» **Article**:

Allowance for Loan Losses

The purpose of the allowance for loan losses is to provide for probable losses in the loan portfolio.  The allowance is increased by the provision for loan losses and by recoveries of previously charged-off loans.  Loan charge-offs decrease the allowance.

The Company uses certain practices to manage its credit risk.  These practices include (a) appropriate lending limits for loan officers, (b) a loan approval process, (c) careful underwriting of loan requests, including analysis of borrowers, collateral, and market risks, (d) regular monitoring of the portfolio, including diversification by type and geography, (e) review of loans by the Loan Review department, which operates independently of loan production, (f) regular meetings of the Credit Committee to discuss portfolio and policy changes and make decisions on large or unusual loan requests, and (g) regular meetings of the Asset Quality Committee which reviews the status of individual loans.

Risk grades are assigned as part of the origination process. From time to time risk grades may be modified as warranted by the facts and circumstances surrounding the credit.

Calculations of the allowance for loan losses are prepared quarterly by the Loan Review department.  The Company’s Credit Committee, Audit Committee, and Board of Directors review the allowance for adequacy.  In determining the adequacy of the allowance, factors which are considered include, but are not limited to,  historical loss experience, the size and composition of the loan portfolio, loan risk ratings, nonperforming loans, impaired loans, other problem credits, the value and adequacy of collateral and guarantors, and national, regional and local economic conditions and trends.
 
The Company’s allowance for loan losses has two basic components:  the formula allowance and the specific allowance.  Each of these components is determined based upon estimates. The formula allowance uses historical loss experience as an indicator of future losses, along with various qualitative factors, including levels and trends in delinquencies, nonaccrual loans, charge-offs and recoveries, trends in volume and terms of loans, effects of changes in underwriting standards, experience of lending staff, economic conditions, and portfolio concentrations. In the formula allowance, the migrated historical loss rate is combined with the qualitative factors, resulting in an adjusted loss factor for each risk-grade category of loans.  Allowance calculations for consumer loans are calculated based on historical losses for each product category without regard to risk grade. This loss rate is combined with qualitative factors resulting in an adjusted loss factor for each product category.   The period-end balances for each loan risk-grade category are multiplied by the adjusted loss factor.  The formula allowance is calculated for a range of outcomes.  The specific allowance uses various techniques to arrive at an estimate of loss for specifically identified impaired loans. The use of these computed values is inherently subjective and actual losses could be greater or less than the estimates.

» **Problem statement**: Based on the passage on the allowance for loan losses, decide whether each statement agrees with it. For each one, answer yes or no and quote the words that decide it. 1. Loan charge-offs increase the allowance. 2. The Loan Review department prepares the allowance calculations every quarter. 3. The allowance for consumer loans is calculated by risk grade.

» **Stored data**:

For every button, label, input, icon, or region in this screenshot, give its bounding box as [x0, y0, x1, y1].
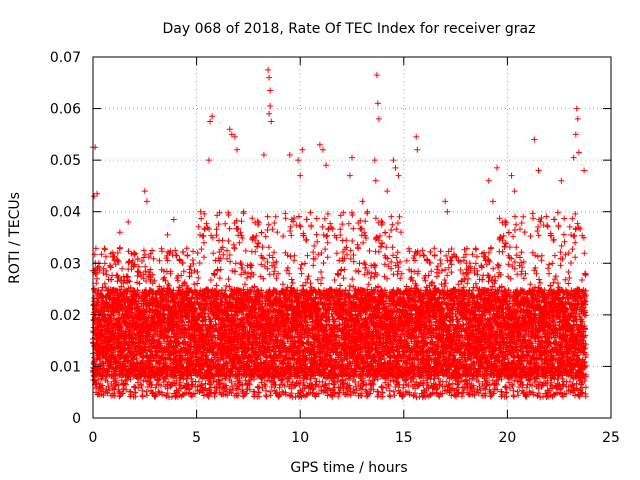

» **Solution to the exercise**:
1. No: "Loan charge-offs decrease the allowance."
2. Yes: "Calculations of the allowance for loan losses are prepared quarterly by the Loan Review department."
3. No: "Allowance calculations for consumer loans are calculated based on historical losses for each product category without regard to risk grade."